WHAT NEEDS TO BE DONE: Convert every line of the listing below into a Markdown table with the columns "Row" and "Line", numbering the rows in order and skipping blank lines. Leave the pictures out of the table.

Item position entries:
════════
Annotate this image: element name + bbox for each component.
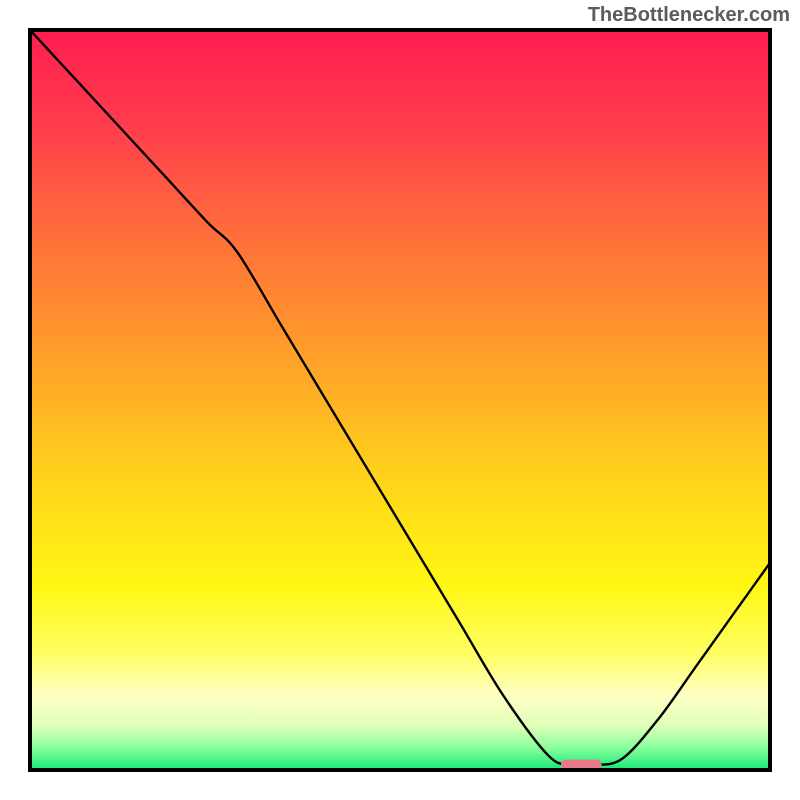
chart-container: TheBottlenecker.com [0,0,800,800]
bottleneck-chart [0,0,800,800]
plot-background [30,30,770,770]
watermark-text: TheBottlenecker.com [588,4,790,27]
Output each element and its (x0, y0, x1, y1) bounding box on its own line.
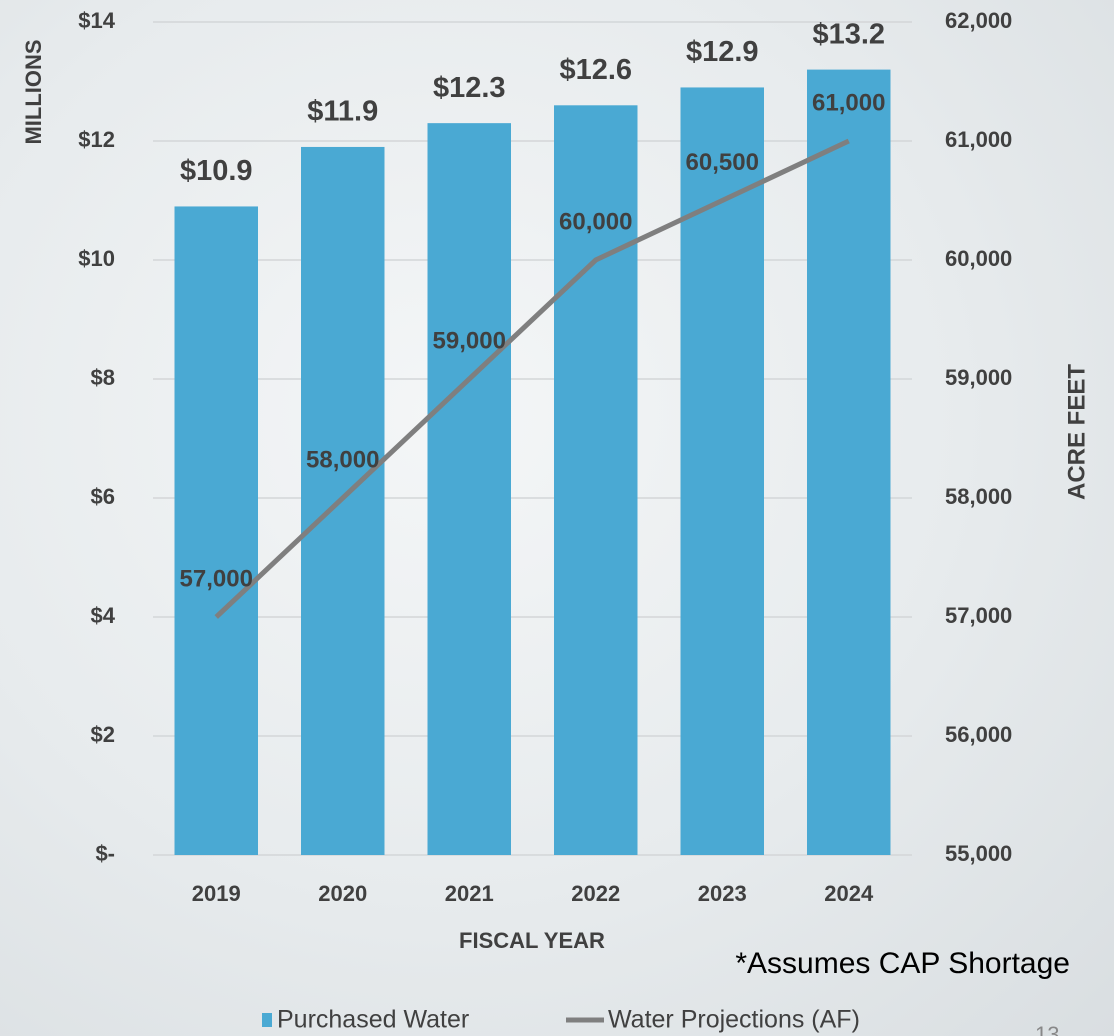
legend-label: Purchased Water (277, 1006, 469, 1034)
y-axis-title: MILLIONS (21, 39, 46, 144)
y2-axis-title: ACRE FEET (1063, 364, 1090, 500)
x-tick-label: 2023 (698, 881, 747, 906)
y-tick-label: $10 (78, 246, 115, 271)
y-tick-label: $- (95, 841, 115, 866)
bar-value-label: $12.9 (686, 36, 759, 68)
chart: FISCAL YEAR MILLIONS ACRE FEET *Assumes … (0, 0, 1114, 1036)
y2-tick-label: 57,000 (945, 603, 1012, 628)
bar-value-label: $12.6 (559, 54, 632, 86)
line-value-label: 57,000 (180, 565, 253, 592)
bar (807, 70, 890, 855)
page: {"chart_data": {"type": "bar", "x_label"… (0, 0, 1114, 1036)
y-tick-label: $12 (78, 127, 115, 152)
line-value-label: 58,000 (306, 446, 379, 473)
x-axis-title: FISCAL YEAR (459, 928, 605, 953)
bar (175, 206, 258, 855)
bar-value-label: $10.9 (180, 155, 253, 187)
line-value-label: 61,000 (812, 89, 885, 116)
x-tick-label: 2024 (824, 881, 874, 906)
bar-value-label: $12.3 (433, 72, 506, 104)
y2-tick-label: 56,000 (945, 722, 1012, 747)
x-tick-label: 2020 (318, 881, 367, 906)
legend-swatch (262, 1013, 272, 1027)
legend-label: Water Projections (AF) (608, 1006, 860, 1034)
y2-tick-label: 60,000 (945, 246, 1012, 271)
page-number: 13 (1035, 1022, 1059, 1036)
x-tick-label: 2019 (192, 881, 241, 906)
bar-value-label: $11.9 (307, 96, 378, 128)
y-tick-label: $2 (91, 722, 115, 747)
y-tick-label: $8 (91, 365, 115, 390)
x-tick-label: 2022 (571, 881, 620, 906)
x-tick-label: 2021 (445, 881, 494, 906)
y2-tick-label: 62,000 (945, 8, 1012, 33)
bar (428, 123, 511, 855)
annotation: *Assumes CAP Shortage (735, 947, 1070, 980)
line-value-label: 60,500 (686, 149, 759, 176)
y-tick-label: $14 (78, 8, 115, 33)
y-tick-label: $6 (91, 484, 115, 509)
y2-tick-label: 55,000 (945, 841, 1012, 866)
y-tick-label: $4 (91, 603, 116, 628)
y2-tick-label: 58,000 (945, 484, 1012, 509)
bar-value-label: $13.2 (812, 18, 885, 50)
y2-tick-label: 59,000 (945, 365, 1012, 390)
y2-tick-label: 61,000 (945, 127, 1012, 152)
line-value-label: 59,000 (433, 327, 506, 354)
line-value-label: 60,000 (559, 208, 632, 235)
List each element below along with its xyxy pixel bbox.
════════
COMPLETE RESPONSE:
| Row | Line |
|---|---|
| 1 | Annotate this image: element name + bbox for each component. |
| 2 | chart-container: TheBottlenecker.com [0,0,800,800] |
| 3 | bottleneck-chart [0,0,800,800] |
| 4 | plot-background [30,30,770,770] |
| 5 | watermark-text: TheBottlenecker.com [588,4,790,27] |
| 6 | Output each element and its (x0, y0, x1, y1) bounding box on its own line. |
| 7 | legend-label: Purchased Water (277, 1006, 469, 1034) |
| 8 | y-axis-title: MILLIONS (21, 39, 46, 144) |
| 9 | y2-axis-title: ACRE FEET (1063, 364, 1090, 500) |
| 10 | x-tick-label: 2023 (698, 881, 747, 906) |
| 11 | y-tick-label: $10 (78, 246, 115, 271) |
| 12 | y-tick-label: $- (95, 841, 115, 866) |
| 13 | bar-value-label: $12.9 (686, 36, 759, 68) |
| 14 | chart: FISCAL YEAR MILLIONS ACRE FEET *Assumes … (0, 0, 1114, 1036) |
| 15 | y2-tick-label: 57,000 (945, 603, 1012, 628) |
| 16 | bar-value-label: $12.6 (559, 54, 632, 86) |
| 17 | line-value-label: 57,000 (180, 565, 253, 592) |
| 18 | bar (807, 70, 890, 855) |
| 19 | page: {"chart_data": {"type": "bar", "x_label"… (0, 0, 1114, 1036) |
| 20 | y-tick-label: $12 (78, 127, 115, 152) |
| 21 | line-value-label: 58,000 (306, 446, 379, 473) |
| 22 | x-axis-title: FISCAL YEAR (459, 928, 605, 953) |
| 23 | bar (175, 206, 258, 855) |
| 24 | bar-value-label: $10.9 (180, 155, 253, 187) |
| 25 | line-value-label: 61,000 (812, 89, 885, 116) |
| 26 | x-tick-label: 2024 (824, 881, 874, 906) |
| 27 | bar-value-label: $12.3 (433, 72, 506, 104) |
| 28 | y2-tick-label: 56,000 (945, 722, 1012, 747) |
| 29 | x-tick-label: 2020 (318, 881, 367, 906) |
| 30 | legend-swatch (262, 1013, 272, 1027) |
| 31 | legend-label: Water Projections (AF) (608, 1006, 860, 1034) |
| 32 | y2-tick-label: 60,000 (945, 246, 1012, 271) |
| 33 | page-number: 13 (1035, 1022, 1059, 1036) |
| 34 | x-tick-label: 2019 (192, 881, 241, 906) |
| 35 | bar-value-label: $11.9 (307, 96, 378, 128) |
| 36 | y-tick-label: $2 (91, 722, 115, 747) |
| 37 | y-tick-label: $8 (91, 365, 115, 390) |
| 38 | x-tick-label: 2022 (571, 881, 620, 906) |
| 39 | x-tick-label: 2021 (445, 881, 494, 906) |
| 40 | y2-tick-label: 62,000 (945, 8, 1012, 33) |
| 41 | bar (428, 123, 511, 855) |
| 42 | annotation: *Assumes CAP Shortage (735, 947, 1070, 980) |
| 43 | line-value-label: 60,500 (686, 149, 759, 176) |
| 44 | y-tick-label: $14 (78, 8, 115, 33) |
| 45 | y-tick-label: $6 (91, 484, 115, 509) |
| 46 | y2-tick-label: 55,000 (945, 841, 1012, 866) |
| 47 | y-tick-label: $4 (91, 603, 116, 628) |
| 48 | y2-tick-label: 58,000 (945, 484, 1012, 509) |
| 49 | bar-value-label: $13.2 (812, 18, 885, 50) |
| 50 | y2-tick-label: 59,000 (945, 365, 1012, 390) |
| 51 | y2-tick-label: 61,000 (945, 127, 1012, 152) |
| 52 | line-value-label: 59,000 (433, 327, 506, 354) |
| 53 | line-value-label: 60,000 (559, 208, 632, 235) |
| 54 | List each element below along with its xyxy pixel bbox. |